Work out how many lines in the entries below include the word "thần". Give nothing but the number.

** Start Dataset rows **

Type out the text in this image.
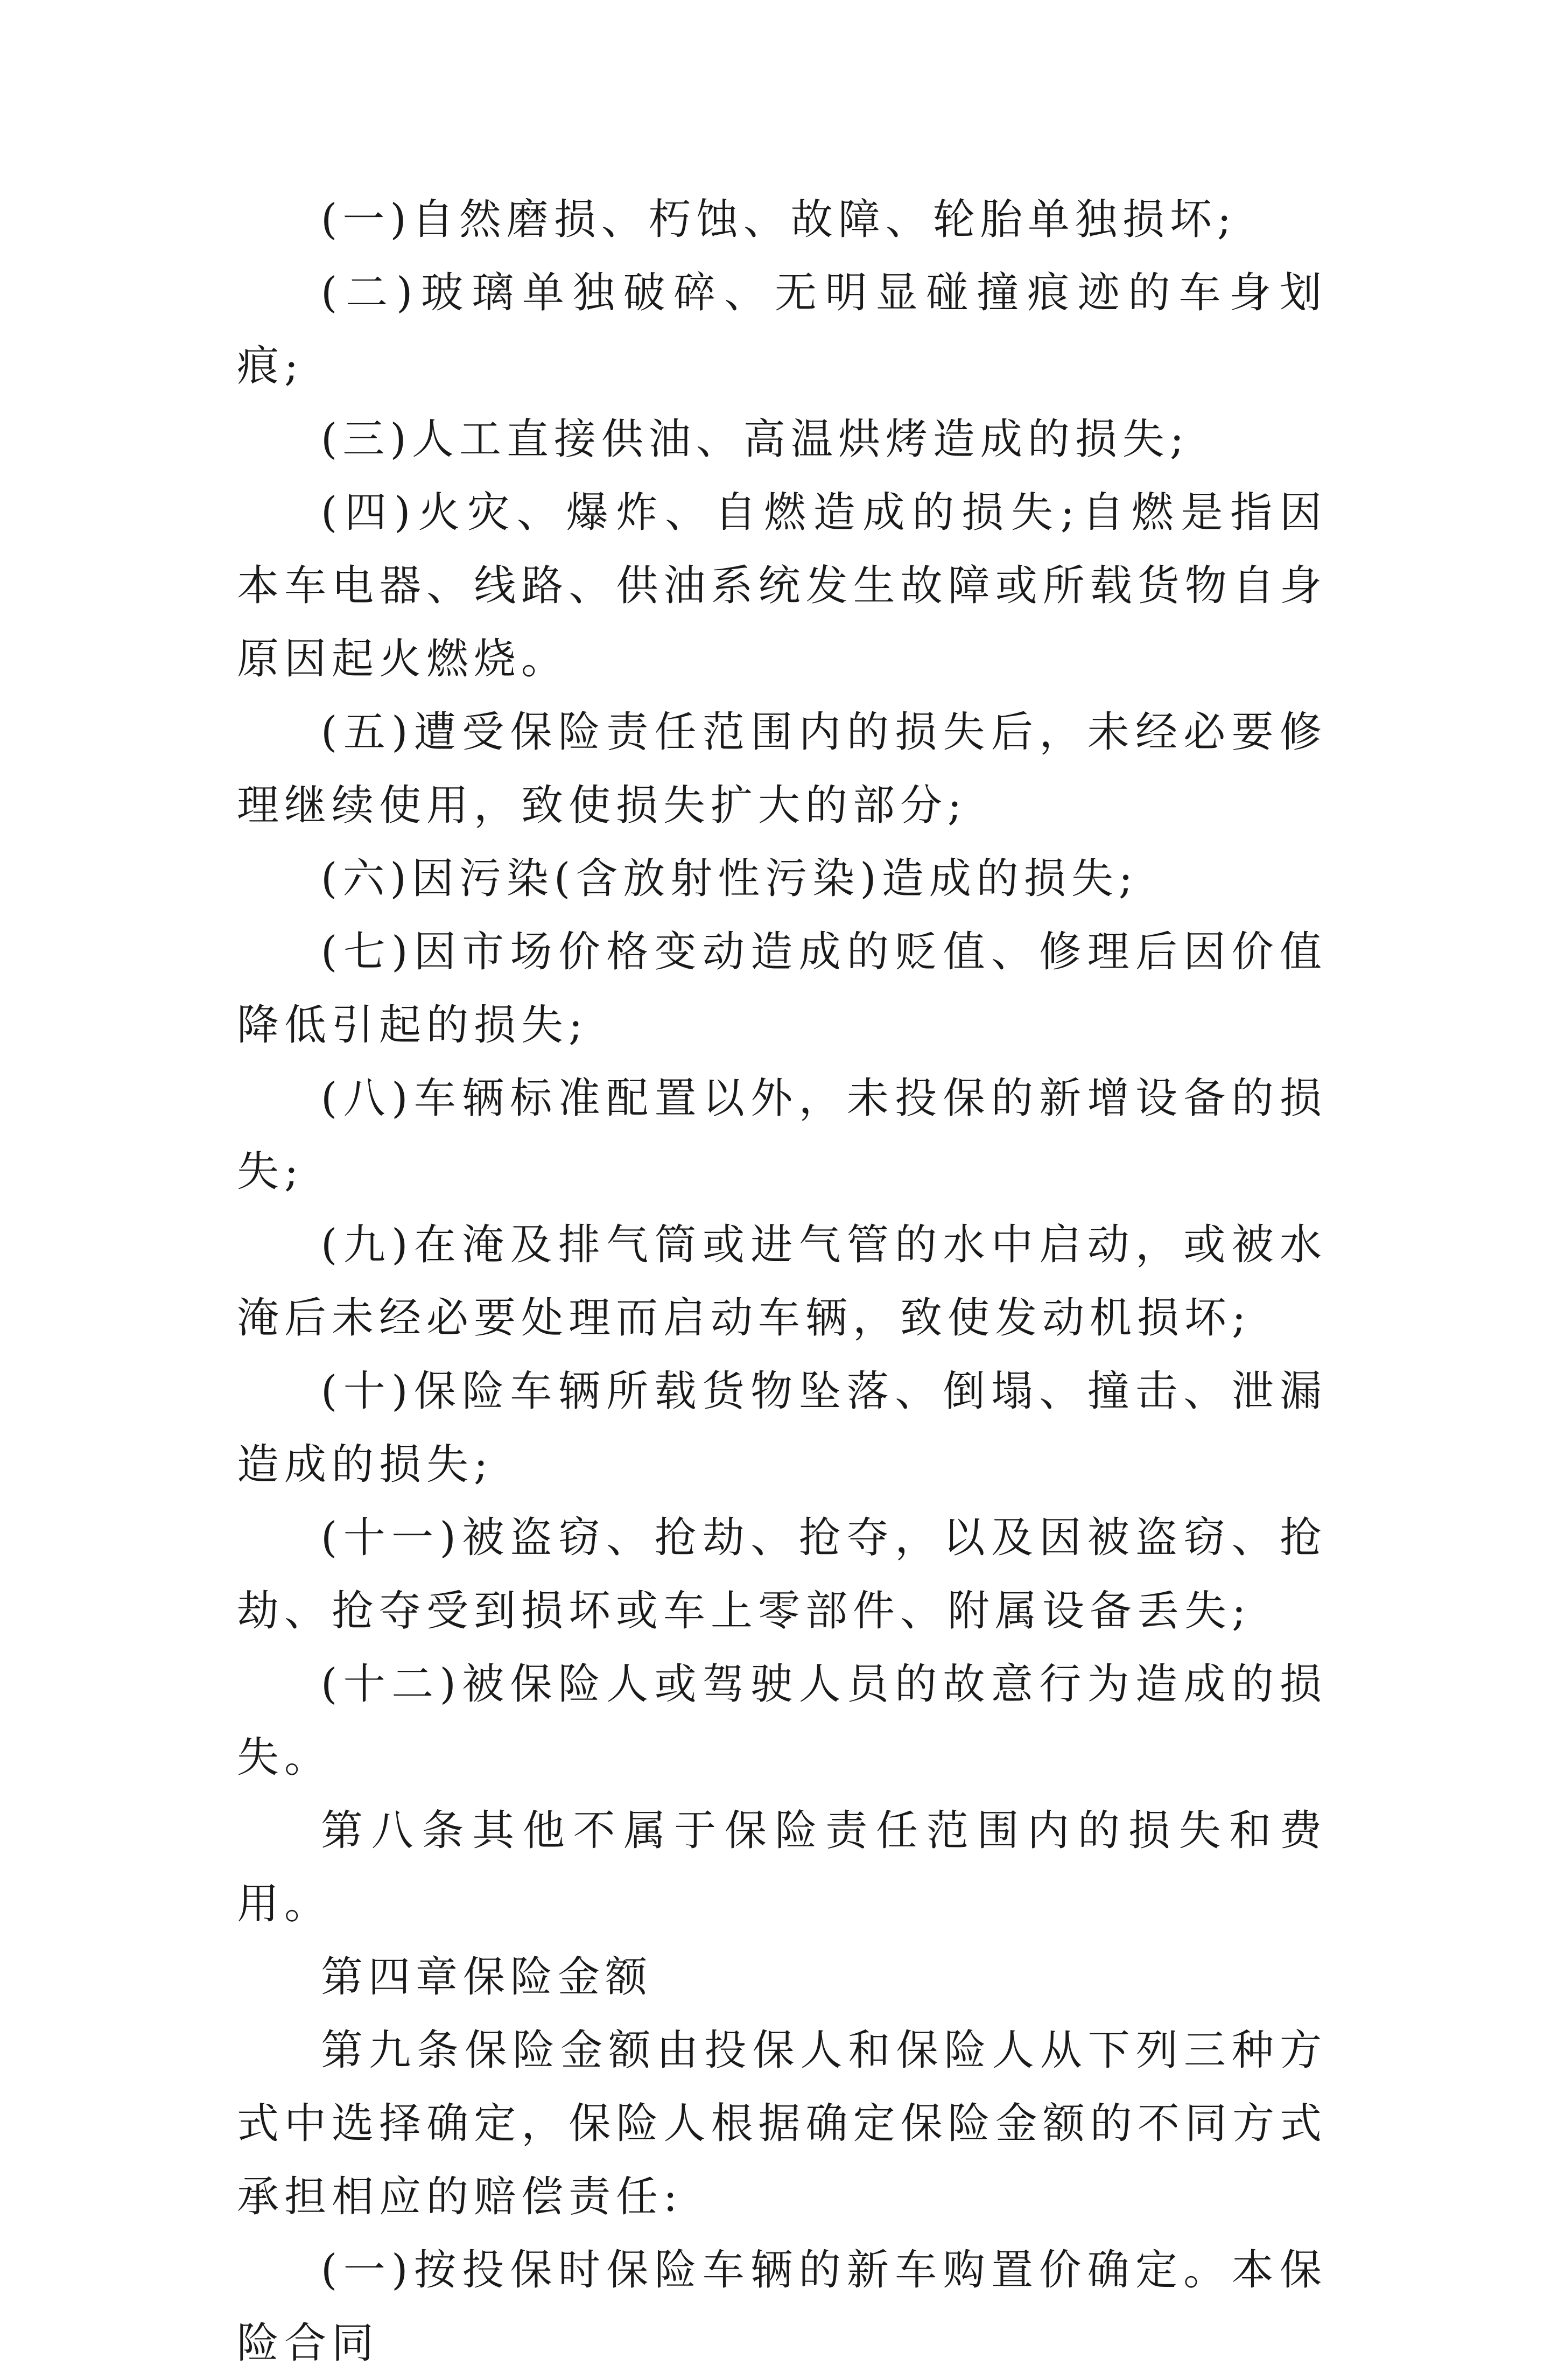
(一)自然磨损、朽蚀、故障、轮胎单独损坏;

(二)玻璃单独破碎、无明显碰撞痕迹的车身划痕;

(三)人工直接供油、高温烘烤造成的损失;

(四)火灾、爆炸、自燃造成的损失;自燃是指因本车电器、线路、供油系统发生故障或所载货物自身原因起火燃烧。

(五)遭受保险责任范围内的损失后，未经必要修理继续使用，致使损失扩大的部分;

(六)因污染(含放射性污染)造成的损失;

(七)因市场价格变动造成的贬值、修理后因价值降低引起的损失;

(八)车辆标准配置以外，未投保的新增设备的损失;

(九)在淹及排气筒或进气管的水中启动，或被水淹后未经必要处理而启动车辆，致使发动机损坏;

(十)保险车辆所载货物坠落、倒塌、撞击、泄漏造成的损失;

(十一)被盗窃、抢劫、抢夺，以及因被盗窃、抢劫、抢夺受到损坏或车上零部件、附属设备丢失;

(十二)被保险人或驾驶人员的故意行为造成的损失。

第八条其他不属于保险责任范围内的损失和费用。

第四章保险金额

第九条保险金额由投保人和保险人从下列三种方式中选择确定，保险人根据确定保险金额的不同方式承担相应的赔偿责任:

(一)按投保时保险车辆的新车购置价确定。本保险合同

** End Dataset rows **
** Start Dataset rows **

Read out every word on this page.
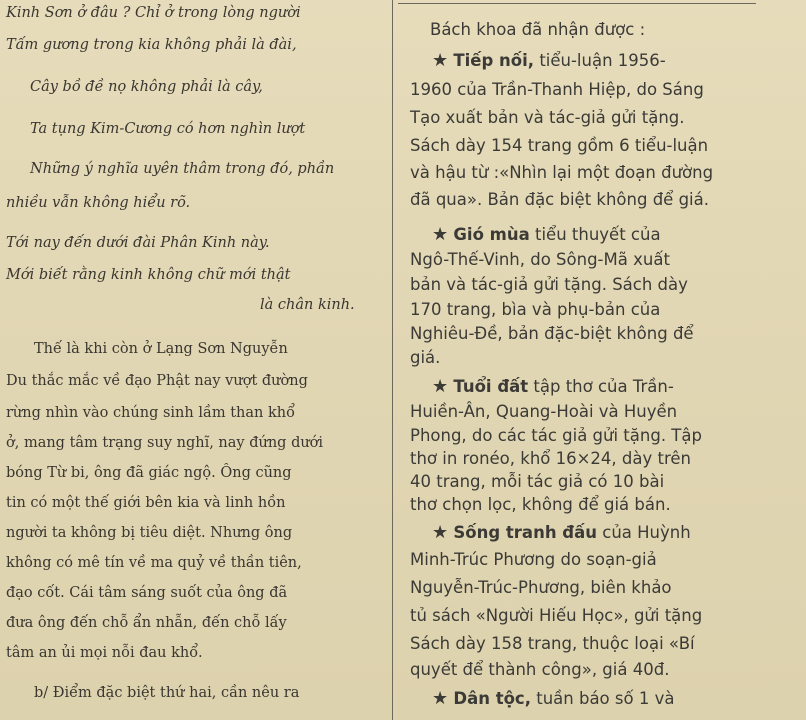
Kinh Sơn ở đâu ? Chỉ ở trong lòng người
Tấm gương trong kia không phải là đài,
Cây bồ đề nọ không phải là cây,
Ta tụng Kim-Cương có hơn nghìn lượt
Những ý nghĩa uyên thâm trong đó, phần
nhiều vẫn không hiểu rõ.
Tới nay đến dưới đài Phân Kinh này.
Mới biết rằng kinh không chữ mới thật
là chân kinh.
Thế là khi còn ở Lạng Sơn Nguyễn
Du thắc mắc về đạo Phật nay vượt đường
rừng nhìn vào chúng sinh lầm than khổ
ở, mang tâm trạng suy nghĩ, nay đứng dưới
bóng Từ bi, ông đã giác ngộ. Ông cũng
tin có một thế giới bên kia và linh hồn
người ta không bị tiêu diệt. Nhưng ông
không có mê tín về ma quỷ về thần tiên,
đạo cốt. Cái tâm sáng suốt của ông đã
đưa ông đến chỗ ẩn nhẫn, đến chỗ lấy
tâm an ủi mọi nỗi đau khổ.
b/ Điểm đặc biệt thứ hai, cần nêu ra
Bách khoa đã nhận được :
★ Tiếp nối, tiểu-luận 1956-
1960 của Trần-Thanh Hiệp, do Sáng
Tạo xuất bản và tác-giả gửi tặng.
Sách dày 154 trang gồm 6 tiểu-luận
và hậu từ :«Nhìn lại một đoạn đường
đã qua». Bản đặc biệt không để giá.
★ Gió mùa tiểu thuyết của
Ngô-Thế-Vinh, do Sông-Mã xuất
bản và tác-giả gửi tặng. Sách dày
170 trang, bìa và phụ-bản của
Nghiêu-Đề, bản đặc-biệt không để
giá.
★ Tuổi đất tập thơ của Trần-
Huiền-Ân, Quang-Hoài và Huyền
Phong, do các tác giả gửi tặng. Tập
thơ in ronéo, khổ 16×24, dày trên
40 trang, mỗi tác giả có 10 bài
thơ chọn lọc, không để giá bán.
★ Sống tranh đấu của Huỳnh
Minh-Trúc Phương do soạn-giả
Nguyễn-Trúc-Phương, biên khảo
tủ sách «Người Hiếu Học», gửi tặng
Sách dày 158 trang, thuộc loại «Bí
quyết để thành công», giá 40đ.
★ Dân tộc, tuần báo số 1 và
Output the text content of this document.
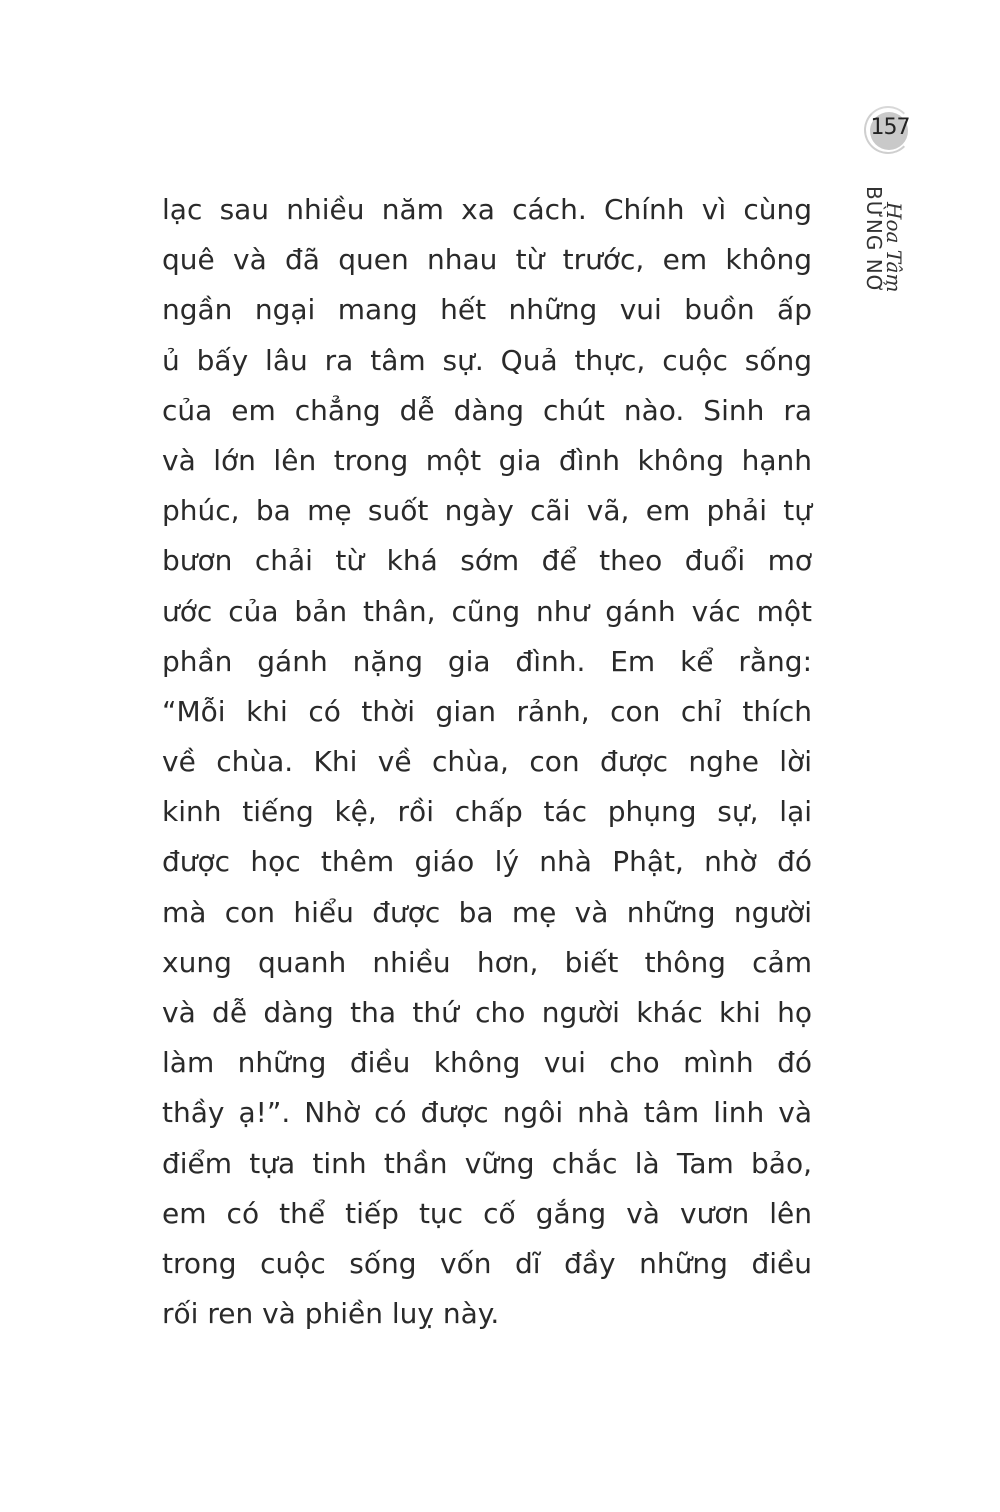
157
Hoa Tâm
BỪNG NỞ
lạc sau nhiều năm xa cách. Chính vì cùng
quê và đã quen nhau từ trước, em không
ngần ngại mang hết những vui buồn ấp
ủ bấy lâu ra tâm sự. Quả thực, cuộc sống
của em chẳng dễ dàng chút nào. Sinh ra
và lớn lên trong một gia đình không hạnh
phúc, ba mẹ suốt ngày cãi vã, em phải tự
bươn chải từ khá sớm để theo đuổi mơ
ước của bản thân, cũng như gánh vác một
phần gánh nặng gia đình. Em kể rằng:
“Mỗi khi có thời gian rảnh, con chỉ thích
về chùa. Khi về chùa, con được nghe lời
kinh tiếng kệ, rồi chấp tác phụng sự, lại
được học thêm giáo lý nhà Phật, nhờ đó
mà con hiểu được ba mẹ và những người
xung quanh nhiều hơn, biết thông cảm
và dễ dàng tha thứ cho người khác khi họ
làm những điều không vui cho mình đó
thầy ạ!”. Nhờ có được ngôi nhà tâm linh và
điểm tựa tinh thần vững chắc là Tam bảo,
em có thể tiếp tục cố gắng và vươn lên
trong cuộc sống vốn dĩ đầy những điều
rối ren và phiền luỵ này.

** End Dataset rows **

Response to the task = 2